### EXERCISE PROMPT
From the entries below, copy every line holding the word "opportunity".

((

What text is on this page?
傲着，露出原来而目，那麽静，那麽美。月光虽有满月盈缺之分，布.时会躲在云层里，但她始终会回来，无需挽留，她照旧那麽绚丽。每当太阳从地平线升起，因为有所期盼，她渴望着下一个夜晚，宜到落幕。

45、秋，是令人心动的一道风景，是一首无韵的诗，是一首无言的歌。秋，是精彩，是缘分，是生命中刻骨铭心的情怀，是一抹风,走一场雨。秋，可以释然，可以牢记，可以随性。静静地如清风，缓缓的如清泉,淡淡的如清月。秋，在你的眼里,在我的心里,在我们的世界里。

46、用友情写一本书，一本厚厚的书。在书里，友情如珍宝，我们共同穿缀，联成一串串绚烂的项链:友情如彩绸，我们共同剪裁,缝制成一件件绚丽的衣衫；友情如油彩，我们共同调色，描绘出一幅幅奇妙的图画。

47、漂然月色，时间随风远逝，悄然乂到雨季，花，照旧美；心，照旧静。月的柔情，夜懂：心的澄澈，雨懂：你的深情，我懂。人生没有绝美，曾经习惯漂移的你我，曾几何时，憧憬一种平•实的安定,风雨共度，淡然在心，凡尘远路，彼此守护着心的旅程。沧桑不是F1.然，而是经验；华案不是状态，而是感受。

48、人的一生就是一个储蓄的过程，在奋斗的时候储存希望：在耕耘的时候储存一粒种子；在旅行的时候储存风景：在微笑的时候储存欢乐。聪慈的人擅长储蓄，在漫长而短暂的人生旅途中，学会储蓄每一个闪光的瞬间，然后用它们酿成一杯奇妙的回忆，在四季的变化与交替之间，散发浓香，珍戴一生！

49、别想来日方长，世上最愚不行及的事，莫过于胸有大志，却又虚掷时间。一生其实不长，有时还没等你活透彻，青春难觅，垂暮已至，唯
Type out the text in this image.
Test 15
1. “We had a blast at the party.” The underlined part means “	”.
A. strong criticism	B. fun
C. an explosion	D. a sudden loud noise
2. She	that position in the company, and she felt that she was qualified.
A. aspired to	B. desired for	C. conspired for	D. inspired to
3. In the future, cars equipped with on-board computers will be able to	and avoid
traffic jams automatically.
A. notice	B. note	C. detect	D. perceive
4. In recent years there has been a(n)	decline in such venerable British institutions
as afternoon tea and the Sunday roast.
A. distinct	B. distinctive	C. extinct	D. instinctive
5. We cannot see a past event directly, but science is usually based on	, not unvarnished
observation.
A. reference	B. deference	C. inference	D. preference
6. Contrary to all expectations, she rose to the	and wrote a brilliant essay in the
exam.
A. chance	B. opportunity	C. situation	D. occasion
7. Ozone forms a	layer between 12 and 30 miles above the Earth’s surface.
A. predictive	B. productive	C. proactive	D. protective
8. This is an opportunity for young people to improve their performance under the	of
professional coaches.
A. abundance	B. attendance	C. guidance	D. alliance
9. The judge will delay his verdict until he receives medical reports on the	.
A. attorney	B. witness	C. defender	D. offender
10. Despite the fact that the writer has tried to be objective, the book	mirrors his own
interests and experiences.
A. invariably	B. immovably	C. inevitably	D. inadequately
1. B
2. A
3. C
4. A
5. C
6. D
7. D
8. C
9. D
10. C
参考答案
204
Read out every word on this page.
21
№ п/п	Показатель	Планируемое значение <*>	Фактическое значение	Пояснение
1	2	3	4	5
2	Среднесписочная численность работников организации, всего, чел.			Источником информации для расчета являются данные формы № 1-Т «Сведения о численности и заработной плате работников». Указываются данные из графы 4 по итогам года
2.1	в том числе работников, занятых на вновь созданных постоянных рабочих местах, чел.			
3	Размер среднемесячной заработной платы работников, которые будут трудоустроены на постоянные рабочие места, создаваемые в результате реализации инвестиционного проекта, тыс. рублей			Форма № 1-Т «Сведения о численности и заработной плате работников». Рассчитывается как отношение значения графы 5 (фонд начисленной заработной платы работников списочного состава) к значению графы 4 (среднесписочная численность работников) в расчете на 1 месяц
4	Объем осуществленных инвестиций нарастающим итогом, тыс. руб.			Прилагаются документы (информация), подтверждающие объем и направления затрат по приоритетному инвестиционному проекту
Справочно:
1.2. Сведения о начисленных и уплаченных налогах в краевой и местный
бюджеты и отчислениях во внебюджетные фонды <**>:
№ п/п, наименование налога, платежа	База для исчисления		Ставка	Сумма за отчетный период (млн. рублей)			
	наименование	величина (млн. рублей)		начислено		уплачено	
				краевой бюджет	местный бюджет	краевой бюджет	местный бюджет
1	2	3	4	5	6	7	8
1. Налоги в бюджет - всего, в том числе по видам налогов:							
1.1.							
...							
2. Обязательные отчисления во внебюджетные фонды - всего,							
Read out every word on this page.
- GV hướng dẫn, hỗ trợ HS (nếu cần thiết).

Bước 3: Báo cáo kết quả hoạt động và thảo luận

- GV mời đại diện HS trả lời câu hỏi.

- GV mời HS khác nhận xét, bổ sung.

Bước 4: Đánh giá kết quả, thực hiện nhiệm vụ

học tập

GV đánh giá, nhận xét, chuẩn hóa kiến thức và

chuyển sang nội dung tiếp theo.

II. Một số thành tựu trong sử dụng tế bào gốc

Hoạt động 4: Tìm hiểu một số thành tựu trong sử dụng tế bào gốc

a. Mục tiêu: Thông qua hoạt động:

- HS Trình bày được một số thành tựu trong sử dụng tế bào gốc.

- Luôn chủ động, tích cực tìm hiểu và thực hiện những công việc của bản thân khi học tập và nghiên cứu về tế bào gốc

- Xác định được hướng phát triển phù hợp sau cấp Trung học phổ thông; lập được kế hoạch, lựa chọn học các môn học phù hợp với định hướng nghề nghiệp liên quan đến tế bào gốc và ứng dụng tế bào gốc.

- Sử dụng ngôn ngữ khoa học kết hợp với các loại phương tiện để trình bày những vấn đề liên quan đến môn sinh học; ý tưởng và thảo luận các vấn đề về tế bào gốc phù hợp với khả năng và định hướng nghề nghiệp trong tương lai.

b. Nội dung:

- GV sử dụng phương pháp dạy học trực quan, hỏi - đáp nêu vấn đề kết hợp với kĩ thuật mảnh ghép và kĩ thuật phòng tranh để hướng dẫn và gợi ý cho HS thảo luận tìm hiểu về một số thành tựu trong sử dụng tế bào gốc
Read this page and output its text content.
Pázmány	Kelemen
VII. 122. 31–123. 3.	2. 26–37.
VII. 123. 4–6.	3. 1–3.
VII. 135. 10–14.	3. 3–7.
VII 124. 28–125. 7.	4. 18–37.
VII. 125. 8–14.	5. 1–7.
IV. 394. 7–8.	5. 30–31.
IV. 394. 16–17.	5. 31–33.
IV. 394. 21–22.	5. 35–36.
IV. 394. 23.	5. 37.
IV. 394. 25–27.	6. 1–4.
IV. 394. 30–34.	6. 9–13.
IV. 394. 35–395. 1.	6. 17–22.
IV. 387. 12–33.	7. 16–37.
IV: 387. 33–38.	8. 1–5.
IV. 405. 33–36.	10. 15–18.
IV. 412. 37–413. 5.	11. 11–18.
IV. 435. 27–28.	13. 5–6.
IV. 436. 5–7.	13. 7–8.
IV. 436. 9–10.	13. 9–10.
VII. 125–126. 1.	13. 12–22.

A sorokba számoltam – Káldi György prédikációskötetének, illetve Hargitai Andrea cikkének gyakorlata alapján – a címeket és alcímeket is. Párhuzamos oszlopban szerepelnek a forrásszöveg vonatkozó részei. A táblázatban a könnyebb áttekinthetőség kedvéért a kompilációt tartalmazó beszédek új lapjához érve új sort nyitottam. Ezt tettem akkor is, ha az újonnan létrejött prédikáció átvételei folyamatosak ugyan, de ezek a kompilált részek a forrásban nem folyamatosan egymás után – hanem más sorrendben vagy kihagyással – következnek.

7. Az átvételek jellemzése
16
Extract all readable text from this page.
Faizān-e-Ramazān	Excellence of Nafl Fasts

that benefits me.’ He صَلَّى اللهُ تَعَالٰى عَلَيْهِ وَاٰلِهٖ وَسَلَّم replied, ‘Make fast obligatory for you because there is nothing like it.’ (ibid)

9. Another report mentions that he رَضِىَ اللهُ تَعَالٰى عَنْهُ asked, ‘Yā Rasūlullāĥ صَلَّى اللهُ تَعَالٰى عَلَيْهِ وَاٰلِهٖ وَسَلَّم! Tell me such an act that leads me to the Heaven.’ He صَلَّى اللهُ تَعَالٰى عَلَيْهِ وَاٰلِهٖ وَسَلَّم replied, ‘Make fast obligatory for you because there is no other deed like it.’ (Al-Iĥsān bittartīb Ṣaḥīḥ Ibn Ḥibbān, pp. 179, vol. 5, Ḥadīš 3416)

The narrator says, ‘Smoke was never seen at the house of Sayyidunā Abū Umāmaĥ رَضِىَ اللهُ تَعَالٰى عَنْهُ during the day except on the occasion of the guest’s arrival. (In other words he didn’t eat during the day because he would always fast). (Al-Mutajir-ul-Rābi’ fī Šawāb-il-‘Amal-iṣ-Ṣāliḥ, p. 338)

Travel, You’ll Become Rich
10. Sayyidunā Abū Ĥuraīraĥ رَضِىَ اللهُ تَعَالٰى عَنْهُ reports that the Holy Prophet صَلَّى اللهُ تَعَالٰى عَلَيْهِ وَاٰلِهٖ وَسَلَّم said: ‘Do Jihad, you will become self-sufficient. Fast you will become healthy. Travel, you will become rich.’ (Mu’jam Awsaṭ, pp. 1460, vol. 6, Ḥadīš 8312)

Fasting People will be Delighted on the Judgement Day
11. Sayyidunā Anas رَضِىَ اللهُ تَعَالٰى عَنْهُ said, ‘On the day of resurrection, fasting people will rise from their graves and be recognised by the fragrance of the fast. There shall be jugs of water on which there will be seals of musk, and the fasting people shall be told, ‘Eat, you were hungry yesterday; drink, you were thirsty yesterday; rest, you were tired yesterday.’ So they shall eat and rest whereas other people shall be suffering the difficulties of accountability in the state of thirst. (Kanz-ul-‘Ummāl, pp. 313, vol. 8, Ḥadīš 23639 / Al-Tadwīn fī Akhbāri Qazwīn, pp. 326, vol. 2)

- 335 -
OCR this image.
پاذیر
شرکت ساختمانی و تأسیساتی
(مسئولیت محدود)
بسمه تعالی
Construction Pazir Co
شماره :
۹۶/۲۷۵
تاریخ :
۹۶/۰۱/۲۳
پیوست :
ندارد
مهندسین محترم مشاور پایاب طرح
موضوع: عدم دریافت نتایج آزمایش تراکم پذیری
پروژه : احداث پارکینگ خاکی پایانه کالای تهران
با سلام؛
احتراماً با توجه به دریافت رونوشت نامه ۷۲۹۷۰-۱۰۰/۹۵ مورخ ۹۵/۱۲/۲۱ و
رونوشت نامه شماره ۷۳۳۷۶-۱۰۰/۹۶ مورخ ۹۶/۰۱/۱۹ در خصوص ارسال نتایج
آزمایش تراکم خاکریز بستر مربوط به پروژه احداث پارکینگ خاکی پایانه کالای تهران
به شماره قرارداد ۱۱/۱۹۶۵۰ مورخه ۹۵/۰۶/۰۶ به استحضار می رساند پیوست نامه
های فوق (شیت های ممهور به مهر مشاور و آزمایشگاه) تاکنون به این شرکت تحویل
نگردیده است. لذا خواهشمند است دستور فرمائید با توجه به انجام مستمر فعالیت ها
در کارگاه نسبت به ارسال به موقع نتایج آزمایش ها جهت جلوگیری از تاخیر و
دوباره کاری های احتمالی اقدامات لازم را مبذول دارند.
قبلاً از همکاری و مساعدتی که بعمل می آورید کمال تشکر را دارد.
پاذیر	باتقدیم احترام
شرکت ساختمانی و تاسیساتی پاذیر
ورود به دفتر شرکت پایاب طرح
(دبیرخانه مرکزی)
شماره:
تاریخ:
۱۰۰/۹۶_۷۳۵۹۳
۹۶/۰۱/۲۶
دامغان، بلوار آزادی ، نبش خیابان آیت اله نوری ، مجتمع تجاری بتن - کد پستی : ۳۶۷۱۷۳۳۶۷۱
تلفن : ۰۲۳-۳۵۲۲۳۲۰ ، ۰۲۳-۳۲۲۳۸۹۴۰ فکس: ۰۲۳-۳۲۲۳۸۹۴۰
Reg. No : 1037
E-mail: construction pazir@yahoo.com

))

### CORRECT RESULT
A. chance	B. opportunity	C. situation	D. occasion
8. This is an opportunity for young people to improve their performance under the	of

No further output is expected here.